Turn everything from the start of the data down to and including the line that contains "355, 315, 365]" into a numbered list, leaving out any blank lines.

══ Task input ══

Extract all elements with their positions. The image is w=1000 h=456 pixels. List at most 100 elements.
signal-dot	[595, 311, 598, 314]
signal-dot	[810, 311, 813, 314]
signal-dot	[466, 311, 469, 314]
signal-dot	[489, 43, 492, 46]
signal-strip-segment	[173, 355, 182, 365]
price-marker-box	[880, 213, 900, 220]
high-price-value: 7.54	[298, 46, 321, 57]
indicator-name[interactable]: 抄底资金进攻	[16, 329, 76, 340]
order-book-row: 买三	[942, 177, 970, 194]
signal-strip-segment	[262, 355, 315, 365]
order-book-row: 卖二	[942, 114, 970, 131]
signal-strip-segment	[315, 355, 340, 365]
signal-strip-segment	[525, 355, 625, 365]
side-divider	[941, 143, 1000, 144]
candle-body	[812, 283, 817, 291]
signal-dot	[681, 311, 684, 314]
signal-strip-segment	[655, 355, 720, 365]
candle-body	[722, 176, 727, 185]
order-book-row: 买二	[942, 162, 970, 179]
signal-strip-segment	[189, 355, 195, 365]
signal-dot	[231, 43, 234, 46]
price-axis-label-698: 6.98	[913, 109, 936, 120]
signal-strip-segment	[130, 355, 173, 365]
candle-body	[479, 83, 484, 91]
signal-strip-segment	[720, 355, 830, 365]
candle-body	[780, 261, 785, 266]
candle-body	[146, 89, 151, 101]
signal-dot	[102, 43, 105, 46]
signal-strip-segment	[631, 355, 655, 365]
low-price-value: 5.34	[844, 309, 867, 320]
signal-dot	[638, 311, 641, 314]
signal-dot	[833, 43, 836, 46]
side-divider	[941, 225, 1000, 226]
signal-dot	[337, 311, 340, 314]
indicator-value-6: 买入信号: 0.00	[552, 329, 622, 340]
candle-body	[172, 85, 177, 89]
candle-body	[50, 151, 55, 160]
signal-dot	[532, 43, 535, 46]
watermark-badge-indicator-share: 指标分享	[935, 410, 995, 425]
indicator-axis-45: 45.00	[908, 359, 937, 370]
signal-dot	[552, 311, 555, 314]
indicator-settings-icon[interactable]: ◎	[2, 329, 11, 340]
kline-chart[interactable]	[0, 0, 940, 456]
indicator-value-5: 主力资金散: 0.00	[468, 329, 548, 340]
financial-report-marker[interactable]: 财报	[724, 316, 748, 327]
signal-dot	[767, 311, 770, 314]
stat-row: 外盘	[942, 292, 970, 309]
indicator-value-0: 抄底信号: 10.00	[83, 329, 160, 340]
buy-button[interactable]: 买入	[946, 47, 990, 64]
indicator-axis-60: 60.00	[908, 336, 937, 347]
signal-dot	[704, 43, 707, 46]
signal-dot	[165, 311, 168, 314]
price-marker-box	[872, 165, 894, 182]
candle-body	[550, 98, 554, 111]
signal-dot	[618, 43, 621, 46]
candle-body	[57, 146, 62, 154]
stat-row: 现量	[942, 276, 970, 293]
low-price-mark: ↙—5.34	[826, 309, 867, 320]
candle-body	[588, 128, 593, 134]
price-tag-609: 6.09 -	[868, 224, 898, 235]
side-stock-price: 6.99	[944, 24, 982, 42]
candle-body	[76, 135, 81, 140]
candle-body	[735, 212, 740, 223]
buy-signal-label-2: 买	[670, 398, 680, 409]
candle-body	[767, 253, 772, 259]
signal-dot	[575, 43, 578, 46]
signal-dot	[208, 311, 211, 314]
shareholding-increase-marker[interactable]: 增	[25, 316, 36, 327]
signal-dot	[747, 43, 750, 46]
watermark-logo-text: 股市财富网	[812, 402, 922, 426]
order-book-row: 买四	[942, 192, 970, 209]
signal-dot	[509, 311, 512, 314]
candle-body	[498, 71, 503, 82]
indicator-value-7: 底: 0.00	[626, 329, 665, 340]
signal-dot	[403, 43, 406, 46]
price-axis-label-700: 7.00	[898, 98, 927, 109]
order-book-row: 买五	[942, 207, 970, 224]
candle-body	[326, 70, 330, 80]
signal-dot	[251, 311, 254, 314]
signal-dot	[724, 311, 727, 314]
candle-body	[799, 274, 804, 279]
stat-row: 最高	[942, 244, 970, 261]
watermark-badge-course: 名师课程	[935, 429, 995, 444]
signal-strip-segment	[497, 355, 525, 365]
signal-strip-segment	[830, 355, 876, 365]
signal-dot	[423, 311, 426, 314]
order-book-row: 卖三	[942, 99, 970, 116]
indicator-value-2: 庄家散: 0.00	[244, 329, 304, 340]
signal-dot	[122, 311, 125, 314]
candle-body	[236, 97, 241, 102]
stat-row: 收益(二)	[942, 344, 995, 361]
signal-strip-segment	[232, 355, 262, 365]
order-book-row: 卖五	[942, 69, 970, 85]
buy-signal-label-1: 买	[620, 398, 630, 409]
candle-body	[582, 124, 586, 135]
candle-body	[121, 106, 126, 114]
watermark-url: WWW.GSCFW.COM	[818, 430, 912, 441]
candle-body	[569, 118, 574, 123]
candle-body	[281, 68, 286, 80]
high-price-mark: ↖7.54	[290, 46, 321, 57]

═══

Written answer:
1. Extract all elements with their positions. The image is w=1000 h=456 pixels. List at most 100 elements.
2. signal-dot	[595, 311, 598, 314]
3. signal-dot	[810, 311, 813, 314]
4. signal-dot	[466, 311, 469, 314]
5. signal-dot	[489, 43, 492, 46]
6. signal-strip-segment	[173, 355, 182, 365]
7. price-marker-box	[880, 213, 900, 220]
8. high-price-value: 7.54	[298, 46, 321, 57]
9. indicator-name[interactable]: 抄底资金进攻	[16, 329, 76, 340]
10. order-book-row: 买三	[942, 177, 970, 194]
11. signal-strip-segment	[262, 355, 315, 365]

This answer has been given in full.